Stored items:
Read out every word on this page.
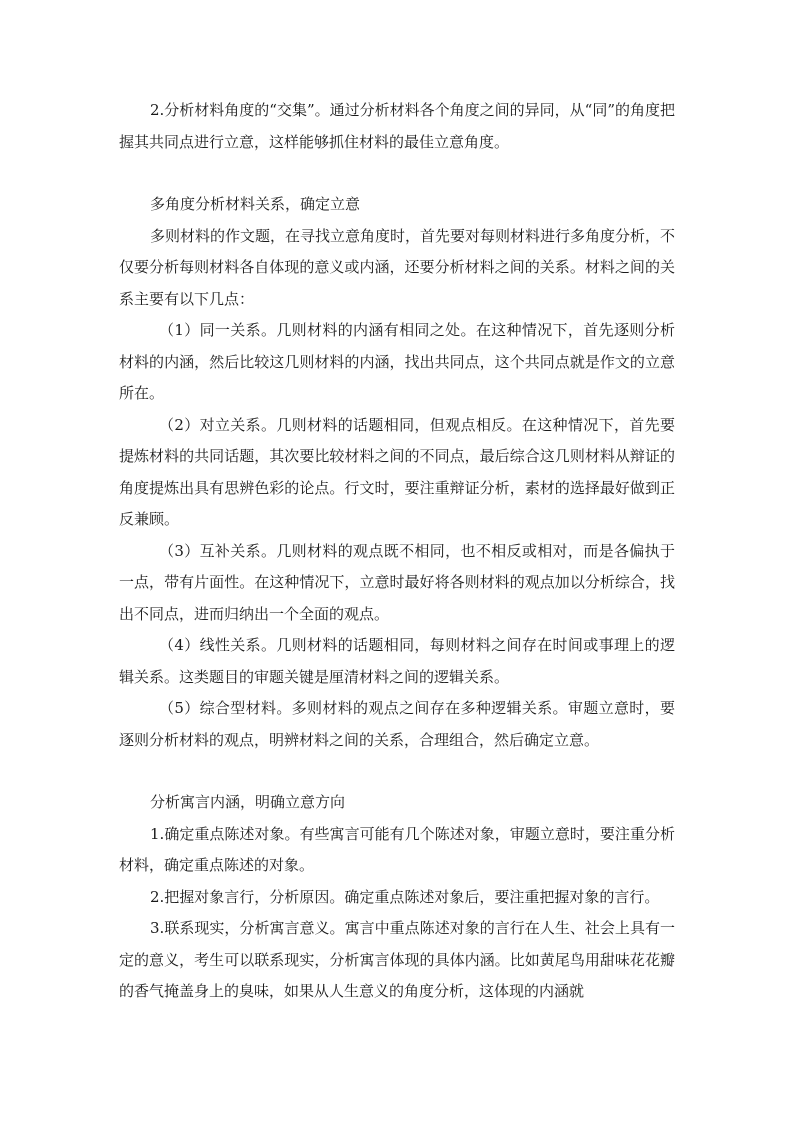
2.分析材料角度的“交集”。通过分析材料各个角度之间的异同，从“同”的角度把握其共同点进行立意，这样能够抓住材料的最佳立意角度。

多角度分析材料关系，确定立意

多则材料的作文题，在寻找立意角度时，首先要对每则材料进行多角度分析，不仅要分析每则材料各自体现的意义或内涵，还要分析材料之间的关系。材料之间的关系主要有以下几点：

（1）同一关系。几则材料的内涵有相同之处。在这种情况下，首先逐则分析材料的内涵，然后比较这几则材料的内涵，找出共同点，这个共同点就是作文的立意所在。

（2）对立关系。几则材料的话题相同，但观点相反。在这种情况下，首先要提炼材料的共同话题，其次要比较材料之间的不同点，最后综合这几则材料从辩证的角度提炼出具有思辨色彩的论点。行文时，要注重辩证分析，素材的选择最好做到正反兼顾。

（3）互补关系。几则材料的观点既不相同，也不相反或相对，而是各偏执于一点，带有片面性。在这种情况下，立意时最好将各则材料的观点加以分析综合，找出不同点，进而归纳出一个全面的观点。

（4）线性关系。几则材料的话题相同，每则材料之间存在时间或事理上的逻辑关系。这类题目的审题关键是厘清材料之间的逻辑关系。

（5）综合型材料。多则材料的观点之间存在多种逻辑关系。审题立意时，要逐则分析材料的观点，明辨材料之间的关系，合理组合，然后确定立意。

分析寓言内涵，明确立意方向

1.确定重点陈述对象。有些寓言可能有几个陈述对象，审题立意时，要注重分析材料，确定重点陈述的对象。

2.把握对象言行，分析原因。确定重点陈述对象后，要注重把握对象的言行。

3.联系现实，分析寓言意义。寓言中重点陈述对象的言行在人生、社会上具有一定的意义，考生可以联系现实，分析寓言体现的具体内涵。比如黄尾鸟用甜味花花瓣的香气掩盖身上的臭味，如果从人生意义的角度分析，这体现的内涵就
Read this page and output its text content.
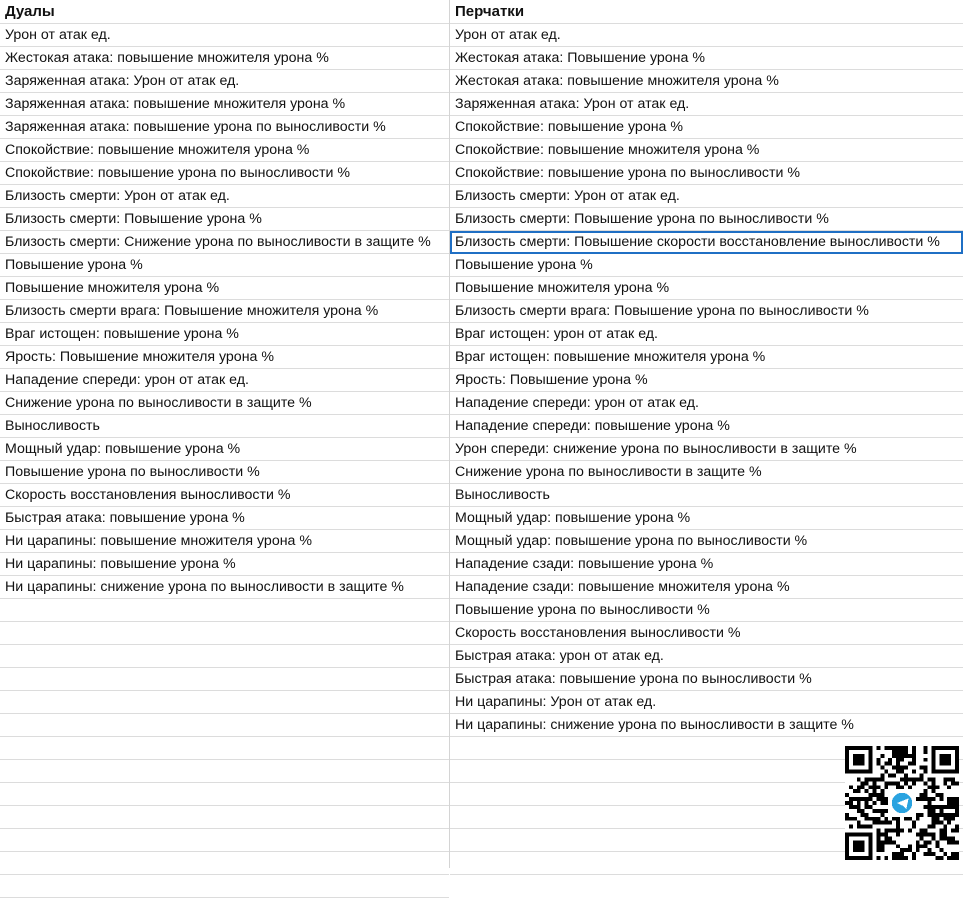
Дуалы
Урон от атак ед.
Жестокая атака: повышение множителя урона %
Заряженная атака: Урон от атак ед.
Заряженная атака: повышение множителя урона %
Заряженная атака: повышение урона по выносливости %
Спокойствие: повышение множителя урона %
Спокойствие: повышение урона по выносливости %
Близость смерти: Урон от атак ед.
Близость смерти: Повышение урона %
Близость смерти: Снижение урона по выносливости в защите %
Повышение урона %
Повышение множителя урона %
Близость смерти врага: Повышение множителя урона %
Враг истощен: повышение урона %
Ярость: Повышение множителя урона %
Нападение спереди: урон от атак ед.
Снижение урона по выносливости в защите %
Выносливость
Мощный удар: повышение урона %
Повышение урона по выносливости %
Скорость восстановления выносливости %
Быстрая атака: повышение урона %
Ни царапины: повышение множителя урона %
Ни царапины: повышение урона %
Ни царапины: снижение урона по выносливости в защите %
Перчатки
Урон от атак ед.
Жестокая атака: Повышение урона %
Жестокая атака: повышение множителя урона %
Заряженная атака: Урон от атак ед.
Спокойствие: повышение урона %
Спокойствие: повышение множителя урона %
Спокойствие: повышение урона по выносливости %
Близость смерти: Урон от атак ед.
Близость смерти: Повышение урона по выносливости %
Близость смерти: Повышение скорости восстановление выносливости %
Повышение урона %
Повышение множителя урона %
Близость смерти врага: Повышение урона по выносливости %
Враг истощен: урон от атак ед.
Враг истощен: повышение множителя урона %
Ярость: Повышение урона %
Нападение спереди: урон от атак ед.
Нападение спереди: повышение урона %
Урон спереди: снижение урона по выносливости в защите %
Снижение урона по выносливости в защите %
Выносливость
Мощный удар: повышение урона %
Мощный удар: повышение урона по выносливости %
Нападение сзади: повышение урона %
Нападение сзади: повышение множителя урона %
Повышение урона по выносливости %
Скорость восстановления выносливости %
Быстрая атака: урон от атак ед.
Быстрая атака: повышение урона по выносливости %
Ни царапины: Урон от атак ед.
Ни царапины: снижение урона по выносливости в защите %
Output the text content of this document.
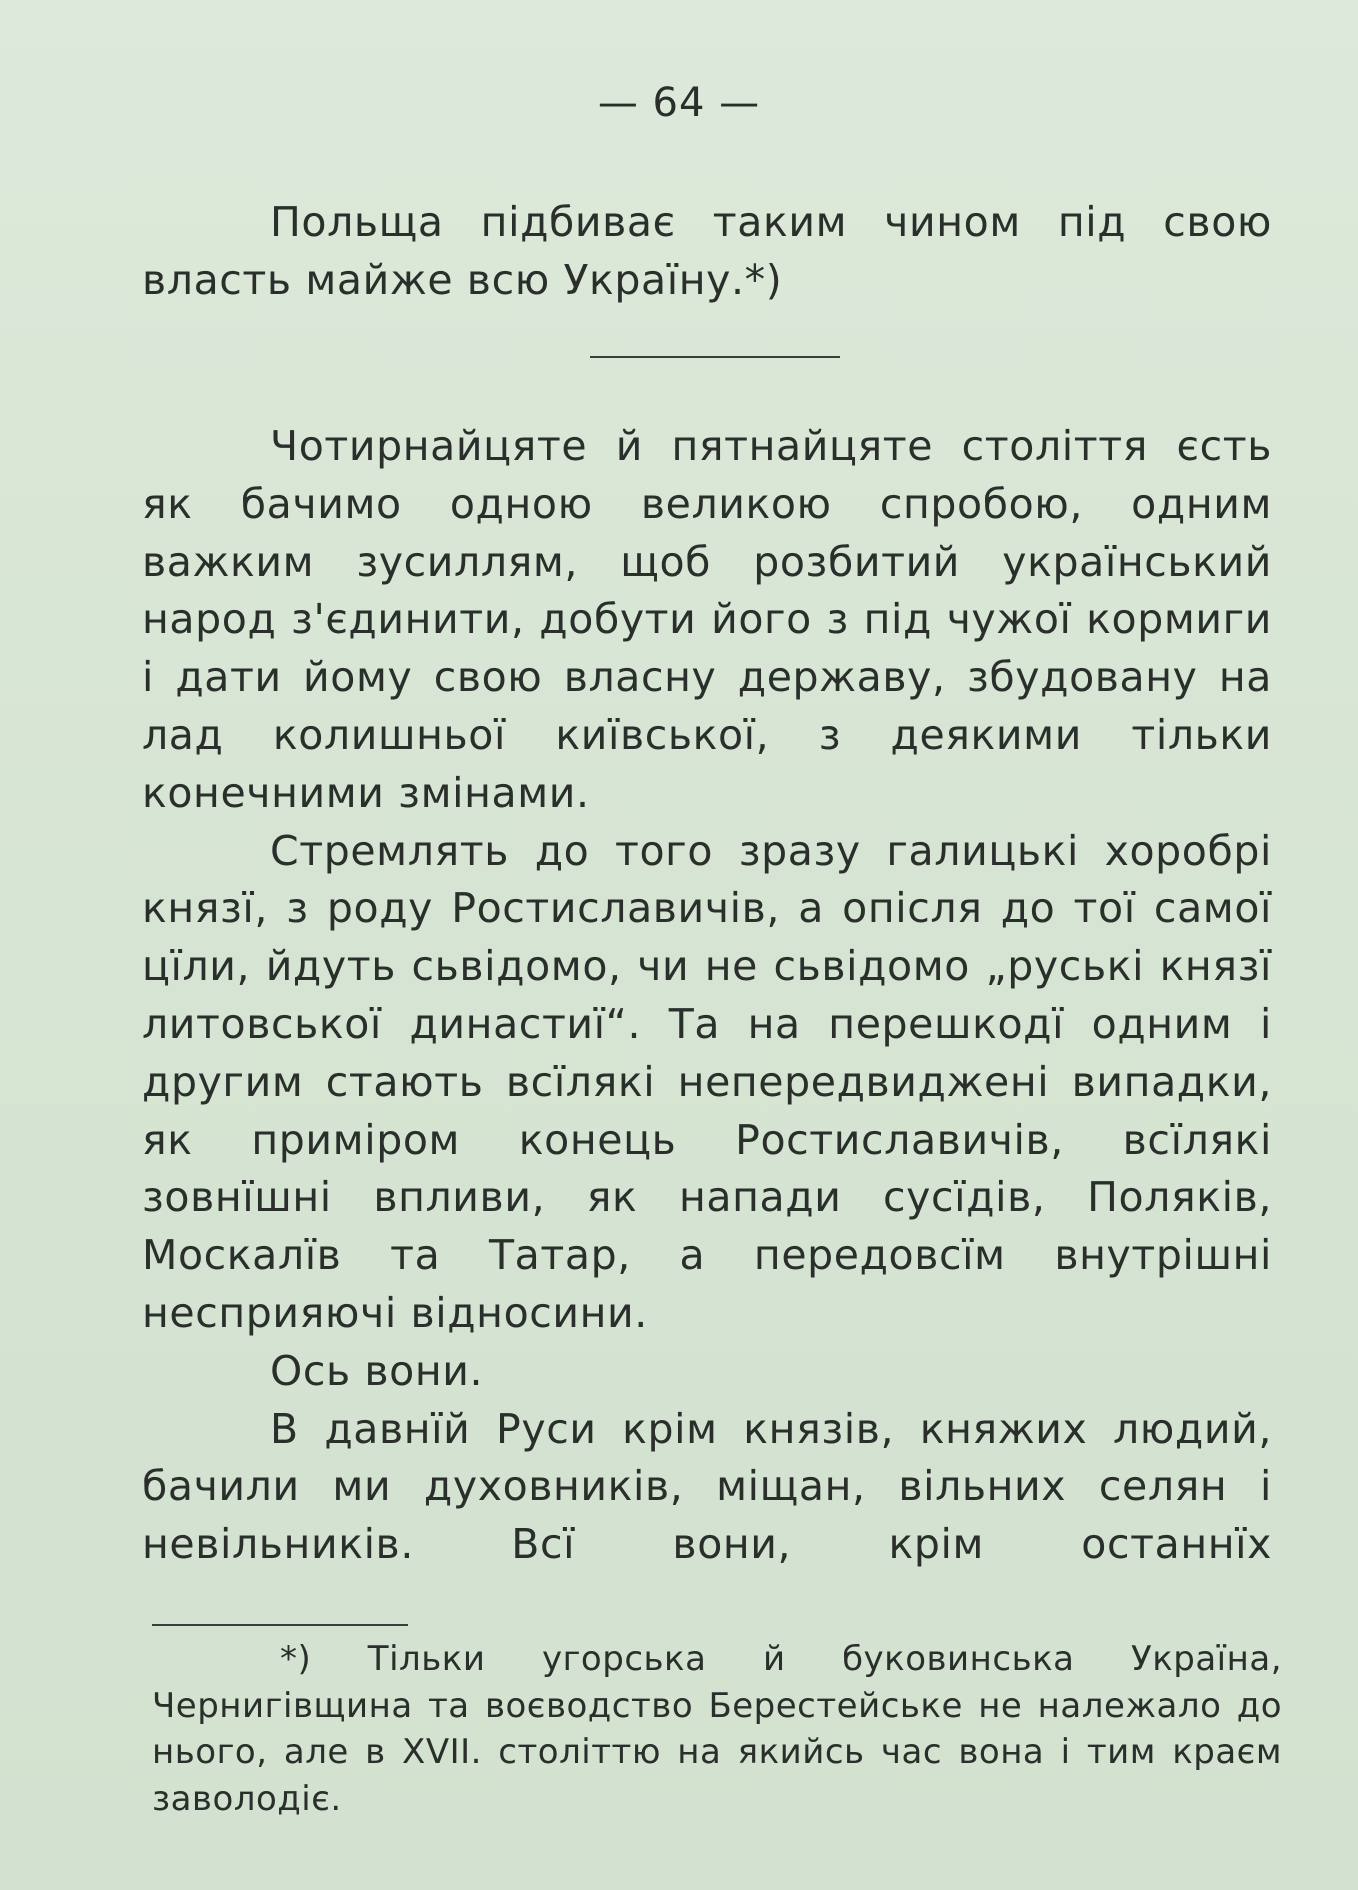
— 64 —

Польща підбиває таким чином під свою власть майже всю Україну.*)

Чотирнайцяте й пятнайцяте століття єсть як бачимо одною великою спробою, одним важким зусиллям, щоб розбитий український народ з'єдинити, добути його з під чужої кормиги і дати йому свою власну державу, збудовану на лад колишньої київської, з деякими тільки конечними змінами.

Стремлять до того зразу галицькі хоробрі князї, з роду Ростиславичів, а опісля до тої самої цїли, йдуть сьвідомо, чи не сьвідомо „руські князї литовської династиї“. Та на перешкодї одним і другим стають всїлякі непередвиджені випадки, як приміром конець Ростиславичів, всїлякі зовнїшні впливи, як напади сусїдів, Поляків, Москалїв та Татар, а передовсїм внутрішні несприяючі відносини.

Ось вони.

В давнїй Руси крім князів, княжих людий, бачили ми духовників, міщан, вільних селян і невільників. Всї вони, крім останнїх

*) Тільки угорська й буковинська Україна, Чернигівщина та воєводство Берестейське не належало до нього, але в XVII. століттю на якийсь час вона і тим краєм заволодіє.
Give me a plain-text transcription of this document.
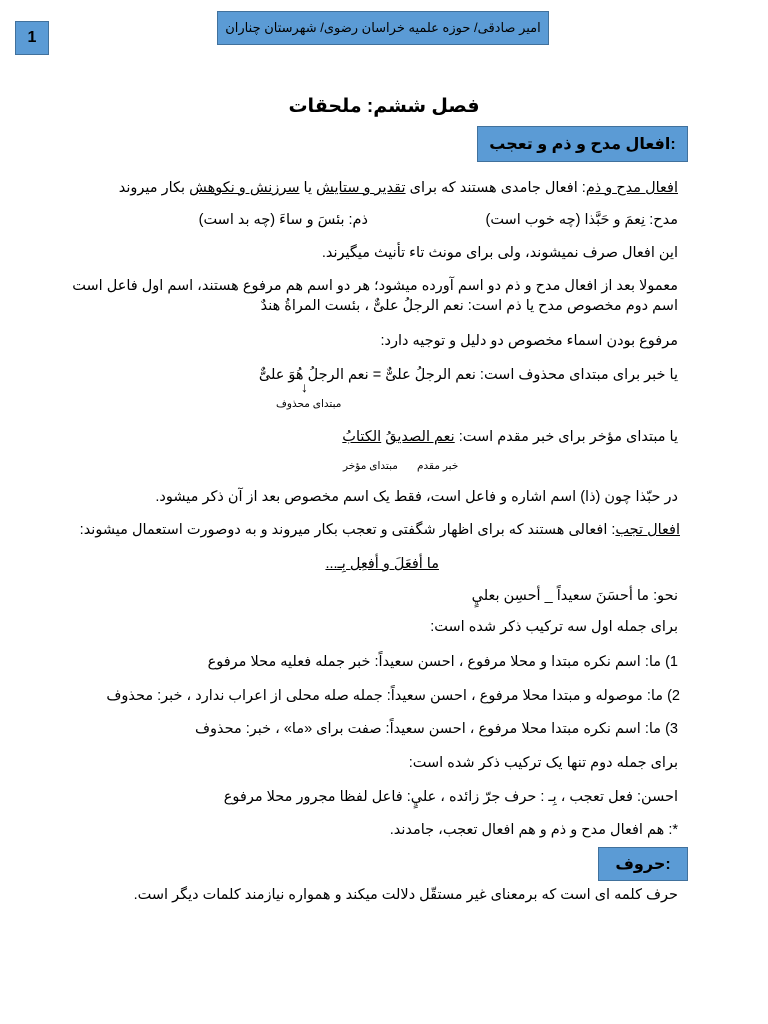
1
امیر صادقی/ حوزه علمیه خراسان رضوی/ شهرستان چناران
فصل ششم: ملحقات
افعال مدح و ذم و تعجب:
افعال مدح و ذم: افعال جامدی هستند که برای تقدیر و ستایش یا سرزنش و نکوهش بکار میروند
مدح: نِعمَ و حَبَّذا (چه خوب است)
ذم: بئسَ و ساءَ (چه بد است)
این افعال صرف نمیشوند، ولی برای مونث تاء تأنیث میگیرند.
معمولا بعد از افعال مدح و ذم دو اسم آورده میشود؛ هر دو اسم هم مرفوع هستند، اسم اول فاعل است
اسم دوم مخصوص مدح یا ذم است: نعم الرجلُ علیٌّ ، بئست المراةُ هندٌ
مرفوع بودن اسماء مخصوص دو دلیل و توجیه دارد:
یا خبر برای مبتدای محذوف است: نعم الرجلُ علیٌّ = نعم الرجلُ هُوَ علیٌّ
↓
مبتدای محذوف
یا مبتدای مؤخر برای خبر مقدم است: نعم الصدیقُ الکتابُ
خبر مقدم
مبتدای مؤخر
در حبّذا چون (ذا) اسم اشاره و فاعل است، فقط یک اسم مخصوص بعد از آن ذکر میشود.
افعال تجب: افعالی هستند که برای اظهار شگفتی و تعجب بکار میروند و به دوصورت استعمال میشوند:
ما أفعَلَ و أفعِل بِـ...
نحو: ما أحسَنَ سعیداً _ أحسِن بعليٍ
برای جمله اول سه ترکیب ذکر شده است:
1) ما: اسم نکره مبتدا و محلا مرفوع ، احسن سعیداً: خبر جمله فعلیه محلا مرفوع
2) ما: موصوله و مبتدا محلا مرفوع ، احسن سعیداً: جمله صله محلی از اعراب ندارد ، خبر: محذوف
3) ما: اسم نکره مبتدا محلا مرفوع ، احسن سعیداً: صفت برای «ما» ، خبر: محذوف
برای جمله دوم تنها یک ترکیب ذکر شده است:
احسن: فعل تعجب ، بِـ : حرف جرّ زائده ، عليٍ: فاعل لفظا مجرور محلا مرفوع
*: هم افعال مدح و ذم و هم افعال تعجب، جامدند.
حروف:
حرف کلمه ای است که برمعنای غیر مستقّل دلالت میکند و همواره نیازمند کلمات دیگر است.
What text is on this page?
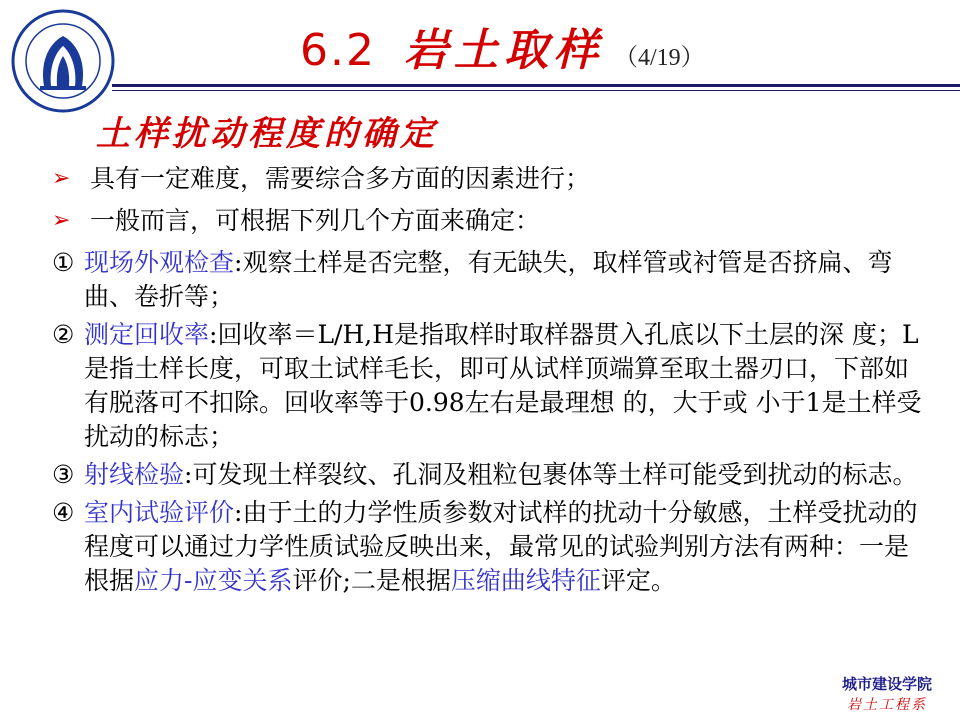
6.2 岩土取样 （4/19）
土样扰动程度的确定
➢ 具有一定难度，需要综合多方面的因素进行；
➢ 一般而言，可根据下列几个方面来确定：
① 现场外观检查:观察土样是否完整，有无缺失，取样管或衬管是否挤扁、弯曲、卷折等；
② 测定回收率:回收率＝L/H,H是指取样时取样器贯入孔底以下土层的深 度；L是指土样长度，可取土试样毛长，即可从试样顶端算至取土器刃口，下部如有脱落可不扣除。回收率等于0.98左右是最理想 的，大于或 小于1是土样受扰动的标志；
③ 射线检验:可发现土样裂纹、孔洞及粗粒包裹体等土样可能受到扰动的标志。
④ 室内试验评价:由于土的力学性质参数对试样的扰动十分敏感，土样受扰动的程度可以通过力学性质试验反映出来，最常见的试验判别方法有两种：一是根据应力-应变关系评价;二是根据压缩曲线特征评定。
城市建设学院
岩土工程系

● **The task**
Starting at the line that contains "What text is on this page?", retype each line through the final one in the listing, with both ends kept and the pictures omitted.

● **The response**
What text is on this page?
6.2 岩土取样 （4/19）
土样扰动程度的确定
➢ 具有一定难度，需要综合多方面的因素进行；
➢ 一般而言，可根据下列几个方面来确定：
① 现场外观检查:观察土样是否完整，有无缺失，取样管或衬管是否挤扁、弯曲、卷折等；
② 测定回收率:回收率＝L/H,H是指取样时取样器贯入孔底以下土层的深 度；L是指土样长度，可取土试样毛长，即可从试样顶端算至取土器刃口，下部如有脱落可不扣除。回收率等于0.98左右是最理想 的，大于或 小于1是土样受扰动的标志；
③ 射线检验:可发现土样裂纹、孔洞及粗粒包裹体等土样可能受到扰动的标志。
④ 室内试验评价:由于土的力学性质参数对试样的扰动十分敏感，土样受扰动的程度可以通过力学性质试验反映出来，最常见的试验判别方法有两种：一是根据应力-应变关系评价;二是根据压缩曲线特征评定。
城市建设学院
岩土工程系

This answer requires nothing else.